** WRITTEN EXERCISE **
Using the material below, copy every line where "estimates" appears.

** INPUT DATA **
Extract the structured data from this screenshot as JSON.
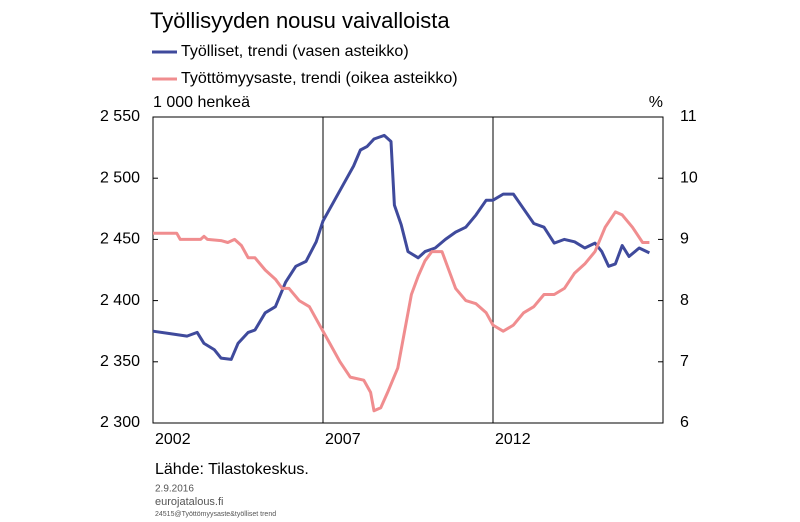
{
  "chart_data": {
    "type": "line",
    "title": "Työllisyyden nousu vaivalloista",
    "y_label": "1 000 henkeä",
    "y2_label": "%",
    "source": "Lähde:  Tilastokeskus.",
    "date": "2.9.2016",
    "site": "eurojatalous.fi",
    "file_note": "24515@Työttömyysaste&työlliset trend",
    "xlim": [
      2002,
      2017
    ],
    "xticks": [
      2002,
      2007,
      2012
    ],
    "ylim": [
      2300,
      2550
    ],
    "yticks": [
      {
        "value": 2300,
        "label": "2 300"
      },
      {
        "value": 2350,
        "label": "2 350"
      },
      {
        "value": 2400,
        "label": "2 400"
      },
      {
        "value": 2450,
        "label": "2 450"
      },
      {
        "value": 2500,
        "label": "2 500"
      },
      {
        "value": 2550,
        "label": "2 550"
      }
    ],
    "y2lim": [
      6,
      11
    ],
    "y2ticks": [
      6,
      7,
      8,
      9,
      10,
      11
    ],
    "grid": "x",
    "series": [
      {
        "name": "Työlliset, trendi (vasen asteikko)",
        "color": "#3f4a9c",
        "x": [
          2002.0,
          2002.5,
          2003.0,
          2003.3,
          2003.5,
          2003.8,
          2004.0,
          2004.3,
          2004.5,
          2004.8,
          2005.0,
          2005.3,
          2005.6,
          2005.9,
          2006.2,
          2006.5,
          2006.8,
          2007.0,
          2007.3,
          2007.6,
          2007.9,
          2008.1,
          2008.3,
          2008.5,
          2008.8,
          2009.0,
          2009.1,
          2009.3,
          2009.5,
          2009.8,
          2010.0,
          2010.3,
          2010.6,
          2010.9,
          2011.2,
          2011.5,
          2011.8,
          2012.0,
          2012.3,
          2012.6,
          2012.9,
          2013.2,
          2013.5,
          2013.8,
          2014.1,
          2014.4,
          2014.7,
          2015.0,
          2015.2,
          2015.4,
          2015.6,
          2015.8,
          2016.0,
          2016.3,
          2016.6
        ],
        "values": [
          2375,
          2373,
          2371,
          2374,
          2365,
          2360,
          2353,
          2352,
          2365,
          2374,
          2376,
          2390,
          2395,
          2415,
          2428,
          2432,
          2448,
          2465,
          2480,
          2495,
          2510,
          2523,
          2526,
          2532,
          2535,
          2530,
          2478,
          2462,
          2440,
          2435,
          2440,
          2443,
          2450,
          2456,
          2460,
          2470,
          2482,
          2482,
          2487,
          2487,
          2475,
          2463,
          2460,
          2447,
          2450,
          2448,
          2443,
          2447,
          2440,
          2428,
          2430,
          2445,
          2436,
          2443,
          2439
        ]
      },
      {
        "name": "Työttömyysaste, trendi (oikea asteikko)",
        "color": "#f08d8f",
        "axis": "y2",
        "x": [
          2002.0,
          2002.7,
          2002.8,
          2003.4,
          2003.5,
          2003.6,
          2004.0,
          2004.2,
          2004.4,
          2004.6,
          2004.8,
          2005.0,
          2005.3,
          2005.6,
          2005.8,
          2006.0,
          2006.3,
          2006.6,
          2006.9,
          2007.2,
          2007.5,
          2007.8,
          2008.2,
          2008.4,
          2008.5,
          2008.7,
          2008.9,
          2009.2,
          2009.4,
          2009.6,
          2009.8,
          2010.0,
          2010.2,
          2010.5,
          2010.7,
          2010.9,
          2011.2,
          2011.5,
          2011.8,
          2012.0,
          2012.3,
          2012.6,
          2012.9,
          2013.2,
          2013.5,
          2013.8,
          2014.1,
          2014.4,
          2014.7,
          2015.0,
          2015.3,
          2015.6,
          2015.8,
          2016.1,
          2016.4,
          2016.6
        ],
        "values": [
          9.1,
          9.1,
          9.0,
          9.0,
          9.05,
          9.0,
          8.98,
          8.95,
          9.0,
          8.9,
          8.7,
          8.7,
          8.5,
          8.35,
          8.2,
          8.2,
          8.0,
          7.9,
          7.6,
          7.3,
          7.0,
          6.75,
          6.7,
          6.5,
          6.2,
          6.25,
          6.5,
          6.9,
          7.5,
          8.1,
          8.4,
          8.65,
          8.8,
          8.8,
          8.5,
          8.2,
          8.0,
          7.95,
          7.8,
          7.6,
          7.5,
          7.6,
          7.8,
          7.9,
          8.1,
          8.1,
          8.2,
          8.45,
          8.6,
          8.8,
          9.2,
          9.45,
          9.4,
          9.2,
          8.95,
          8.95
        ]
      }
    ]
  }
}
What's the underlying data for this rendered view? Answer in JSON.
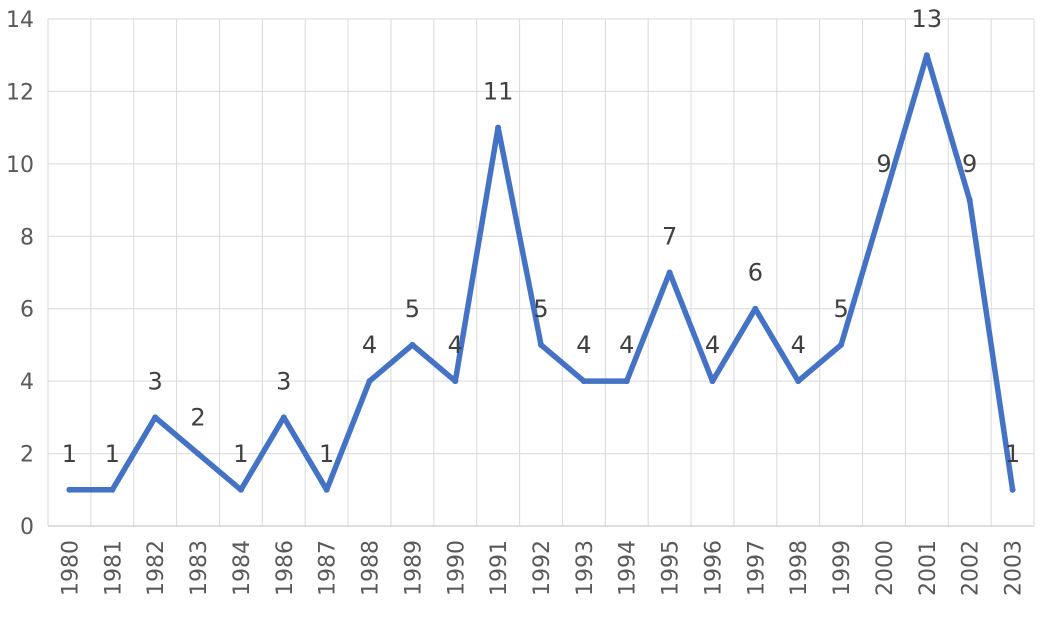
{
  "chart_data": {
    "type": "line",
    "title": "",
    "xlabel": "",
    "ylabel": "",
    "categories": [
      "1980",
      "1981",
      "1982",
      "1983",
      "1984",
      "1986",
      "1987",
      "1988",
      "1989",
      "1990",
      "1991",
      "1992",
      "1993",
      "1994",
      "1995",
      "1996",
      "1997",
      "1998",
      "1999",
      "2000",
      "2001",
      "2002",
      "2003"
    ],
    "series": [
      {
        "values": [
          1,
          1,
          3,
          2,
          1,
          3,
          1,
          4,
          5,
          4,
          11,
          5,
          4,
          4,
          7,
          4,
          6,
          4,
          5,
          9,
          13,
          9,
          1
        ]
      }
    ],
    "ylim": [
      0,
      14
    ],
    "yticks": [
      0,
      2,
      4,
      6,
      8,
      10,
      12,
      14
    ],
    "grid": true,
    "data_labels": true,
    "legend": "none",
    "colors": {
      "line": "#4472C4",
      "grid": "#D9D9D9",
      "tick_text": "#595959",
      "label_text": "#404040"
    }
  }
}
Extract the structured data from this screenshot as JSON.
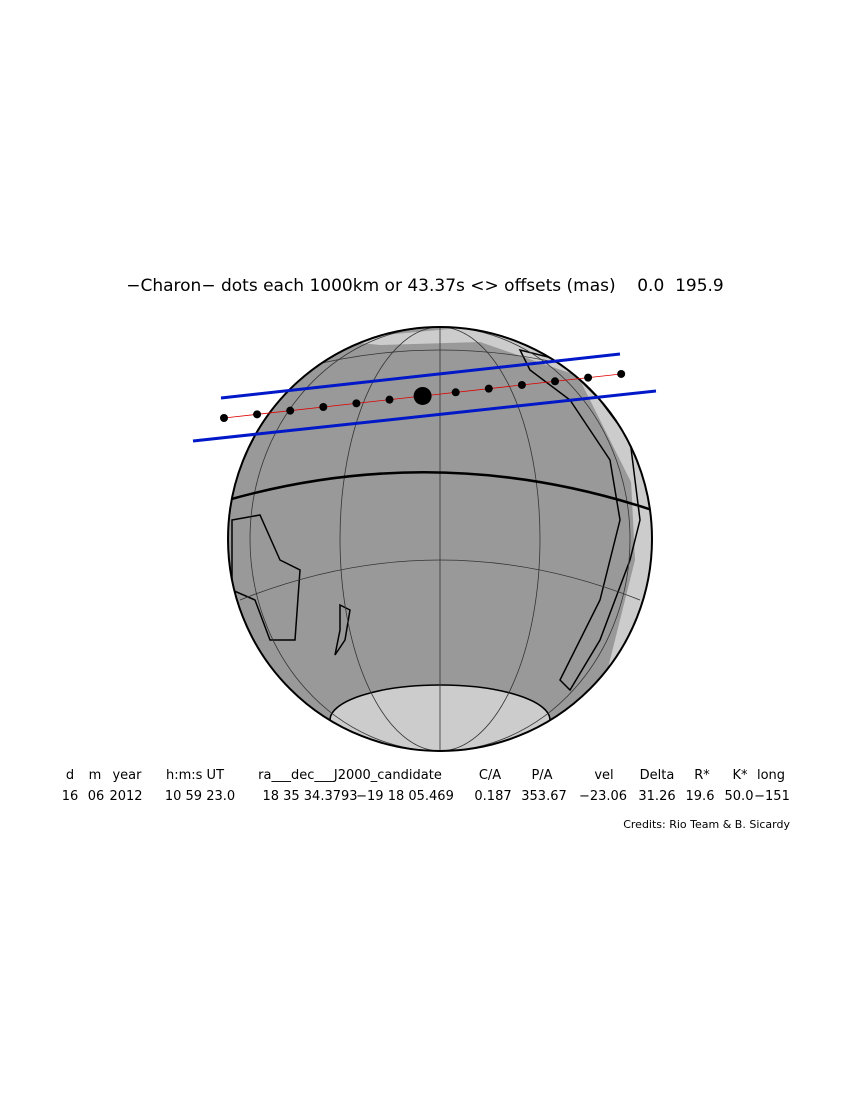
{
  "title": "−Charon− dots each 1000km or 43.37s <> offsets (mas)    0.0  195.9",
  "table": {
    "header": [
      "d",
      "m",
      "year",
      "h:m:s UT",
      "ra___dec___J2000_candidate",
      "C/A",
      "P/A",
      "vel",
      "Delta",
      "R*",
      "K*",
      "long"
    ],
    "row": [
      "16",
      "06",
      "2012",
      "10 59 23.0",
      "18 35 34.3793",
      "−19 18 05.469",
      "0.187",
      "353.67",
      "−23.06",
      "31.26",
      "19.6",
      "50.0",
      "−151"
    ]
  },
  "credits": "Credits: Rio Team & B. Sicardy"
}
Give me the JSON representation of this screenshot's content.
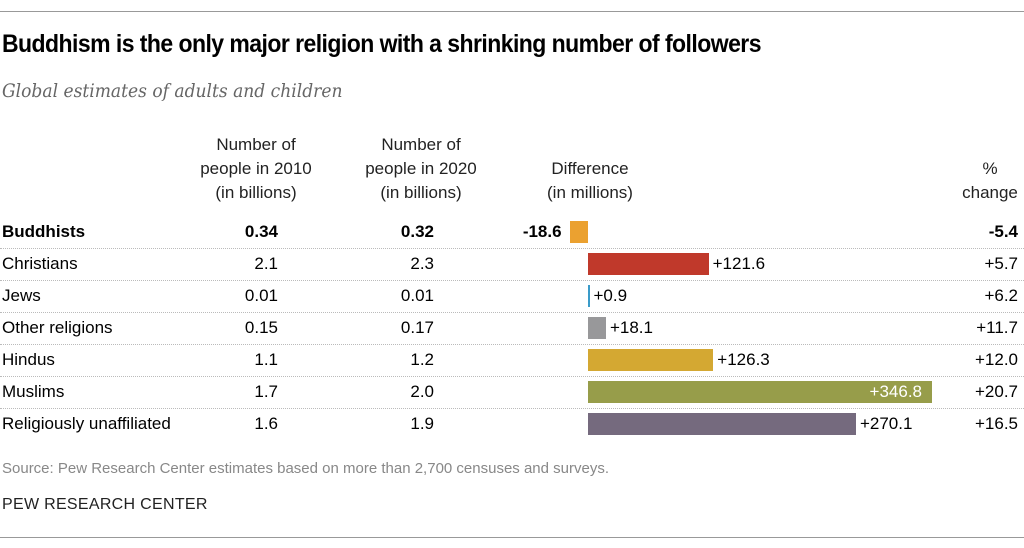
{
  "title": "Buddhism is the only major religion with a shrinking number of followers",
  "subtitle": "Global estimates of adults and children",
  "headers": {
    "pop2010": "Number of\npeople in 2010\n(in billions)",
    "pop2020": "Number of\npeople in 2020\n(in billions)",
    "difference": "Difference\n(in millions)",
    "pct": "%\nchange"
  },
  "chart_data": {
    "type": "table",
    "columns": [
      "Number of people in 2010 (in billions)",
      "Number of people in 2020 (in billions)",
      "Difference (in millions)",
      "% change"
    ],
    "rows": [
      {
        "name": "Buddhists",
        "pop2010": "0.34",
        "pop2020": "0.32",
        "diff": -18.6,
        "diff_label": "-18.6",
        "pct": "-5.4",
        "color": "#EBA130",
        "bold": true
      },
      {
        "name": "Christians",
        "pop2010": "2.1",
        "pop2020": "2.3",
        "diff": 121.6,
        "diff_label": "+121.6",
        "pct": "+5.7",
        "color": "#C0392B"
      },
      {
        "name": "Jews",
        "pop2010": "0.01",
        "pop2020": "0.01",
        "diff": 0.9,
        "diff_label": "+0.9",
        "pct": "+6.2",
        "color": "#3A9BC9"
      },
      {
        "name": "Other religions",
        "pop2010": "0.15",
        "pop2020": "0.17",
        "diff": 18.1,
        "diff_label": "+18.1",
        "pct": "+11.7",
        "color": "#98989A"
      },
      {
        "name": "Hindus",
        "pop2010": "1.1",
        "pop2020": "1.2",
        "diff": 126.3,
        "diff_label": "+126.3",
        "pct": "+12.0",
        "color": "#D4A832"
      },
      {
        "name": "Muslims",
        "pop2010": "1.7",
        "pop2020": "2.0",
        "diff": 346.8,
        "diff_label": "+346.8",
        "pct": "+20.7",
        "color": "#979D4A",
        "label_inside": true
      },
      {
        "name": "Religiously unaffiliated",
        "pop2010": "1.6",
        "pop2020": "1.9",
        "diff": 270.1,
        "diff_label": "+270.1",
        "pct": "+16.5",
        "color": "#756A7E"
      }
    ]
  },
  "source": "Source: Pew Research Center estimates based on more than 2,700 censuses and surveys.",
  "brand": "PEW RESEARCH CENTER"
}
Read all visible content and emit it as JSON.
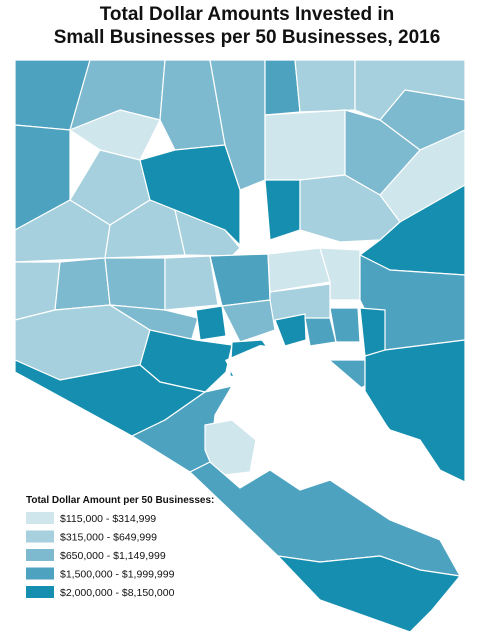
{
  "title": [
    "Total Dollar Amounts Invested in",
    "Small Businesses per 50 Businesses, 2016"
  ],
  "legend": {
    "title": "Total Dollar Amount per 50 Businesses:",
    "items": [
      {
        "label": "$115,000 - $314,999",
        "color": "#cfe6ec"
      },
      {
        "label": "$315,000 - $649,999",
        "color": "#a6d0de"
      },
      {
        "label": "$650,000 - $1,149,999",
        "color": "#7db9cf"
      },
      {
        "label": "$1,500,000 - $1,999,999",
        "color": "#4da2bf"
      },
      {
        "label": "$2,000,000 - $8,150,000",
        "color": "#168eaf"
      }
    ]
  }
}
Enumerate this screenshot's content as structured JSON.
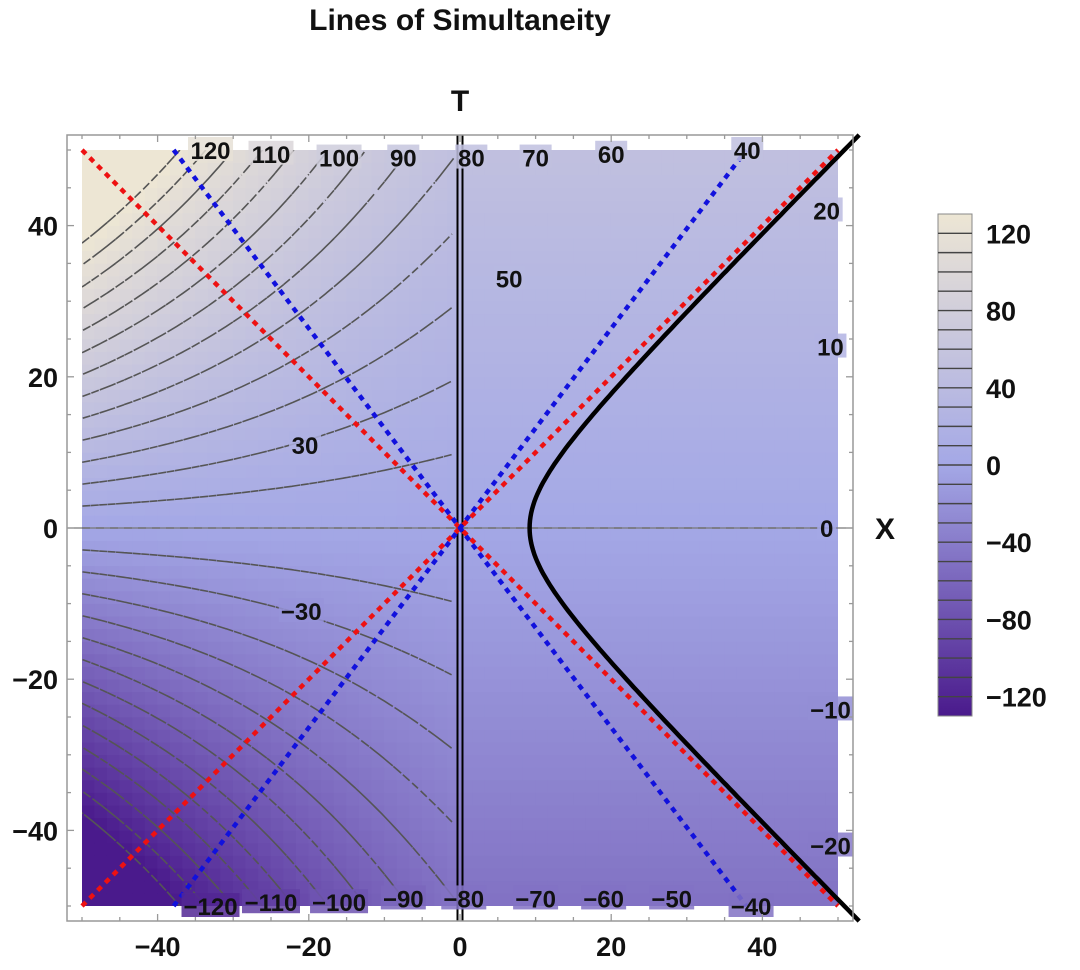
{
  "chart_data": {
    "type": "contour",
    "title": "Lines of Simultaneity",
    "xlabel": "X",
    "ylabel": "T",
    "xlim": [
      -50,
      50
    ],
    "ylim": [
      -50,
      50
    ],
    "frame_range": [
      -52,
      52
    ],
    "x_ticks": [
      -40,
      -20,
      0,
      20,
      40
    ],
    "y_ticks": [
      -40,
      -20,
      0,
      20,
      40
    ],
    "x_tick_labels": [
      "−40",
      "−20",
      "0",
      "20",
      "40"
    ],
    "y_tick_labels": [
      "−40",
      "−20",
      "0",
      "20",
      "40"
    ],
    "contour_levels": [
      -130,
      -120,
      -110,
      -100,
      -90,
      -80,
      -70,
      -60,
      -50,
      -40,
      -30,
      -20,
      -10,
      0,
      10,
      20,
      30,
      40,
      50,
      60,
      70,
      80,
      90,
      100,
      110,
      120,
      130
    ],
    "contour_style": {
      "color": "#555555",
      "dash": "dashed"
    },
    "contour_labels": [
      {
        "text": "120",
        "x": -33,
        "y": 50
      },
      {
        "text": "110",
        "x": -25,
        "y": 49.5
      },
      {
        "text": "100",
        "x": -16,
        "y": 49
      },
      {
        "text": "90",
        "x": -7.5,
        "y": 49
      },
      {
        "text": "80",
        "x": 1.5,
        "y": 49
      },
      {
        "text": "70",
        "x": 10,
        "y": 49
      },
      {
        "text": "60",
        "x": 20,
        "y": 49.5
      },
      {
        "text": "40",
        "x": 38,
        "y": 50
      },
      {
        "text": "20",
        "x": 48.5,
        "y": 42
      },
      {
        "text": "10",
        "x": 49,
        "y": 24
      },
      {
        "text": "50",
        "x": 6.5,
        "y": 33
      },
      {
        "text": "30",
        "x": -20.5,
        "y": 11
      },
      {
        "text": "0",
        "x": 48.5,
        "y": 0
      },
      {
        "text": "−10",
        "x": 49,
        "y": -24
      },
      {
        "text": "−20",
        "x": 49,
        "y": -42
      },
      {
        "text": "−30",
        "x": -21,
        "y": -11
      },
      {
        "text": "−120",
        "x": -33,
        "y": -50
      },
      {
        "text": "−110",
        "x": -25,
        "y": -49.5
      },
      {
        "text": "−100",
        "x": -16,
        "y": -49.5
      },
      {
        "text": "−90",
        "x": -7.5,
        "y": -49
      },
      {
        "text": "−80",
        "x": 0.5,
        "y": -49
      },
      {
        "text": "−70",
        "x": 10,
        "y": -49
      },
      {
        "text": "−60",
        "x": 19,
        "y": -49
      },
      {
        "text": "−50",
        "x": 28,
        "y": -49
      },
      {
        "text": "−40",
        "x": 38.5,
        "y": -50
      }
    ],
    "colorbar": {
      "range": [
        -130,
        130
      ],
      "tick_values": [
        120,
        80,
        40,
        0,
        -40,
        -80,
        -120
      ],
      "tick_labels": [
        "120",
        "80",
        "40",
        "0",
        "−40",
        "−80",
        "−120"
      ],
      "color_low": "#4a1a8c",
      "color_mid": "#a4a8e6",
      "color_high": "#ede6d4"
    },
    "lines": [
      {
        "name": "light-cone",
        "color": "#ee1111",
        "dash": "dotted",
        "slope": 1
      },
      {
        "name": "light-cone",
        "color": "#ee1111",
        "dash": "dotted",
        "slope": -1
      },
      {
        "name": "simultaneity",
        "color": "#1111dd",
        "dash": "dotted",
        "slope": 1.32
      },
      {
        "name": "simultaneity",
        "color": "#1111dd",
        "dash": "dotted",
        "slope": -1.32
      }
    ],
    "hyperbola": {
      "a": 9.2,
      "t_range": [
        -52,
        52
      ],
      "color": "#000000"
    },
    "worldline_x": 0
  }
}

** EXERCISE OUTPUT **
  "subtitle": "Global estimates of adults and children",
  "source": "Source: Pew Research Center estimates based on more than 2,700 censuses and surveys.",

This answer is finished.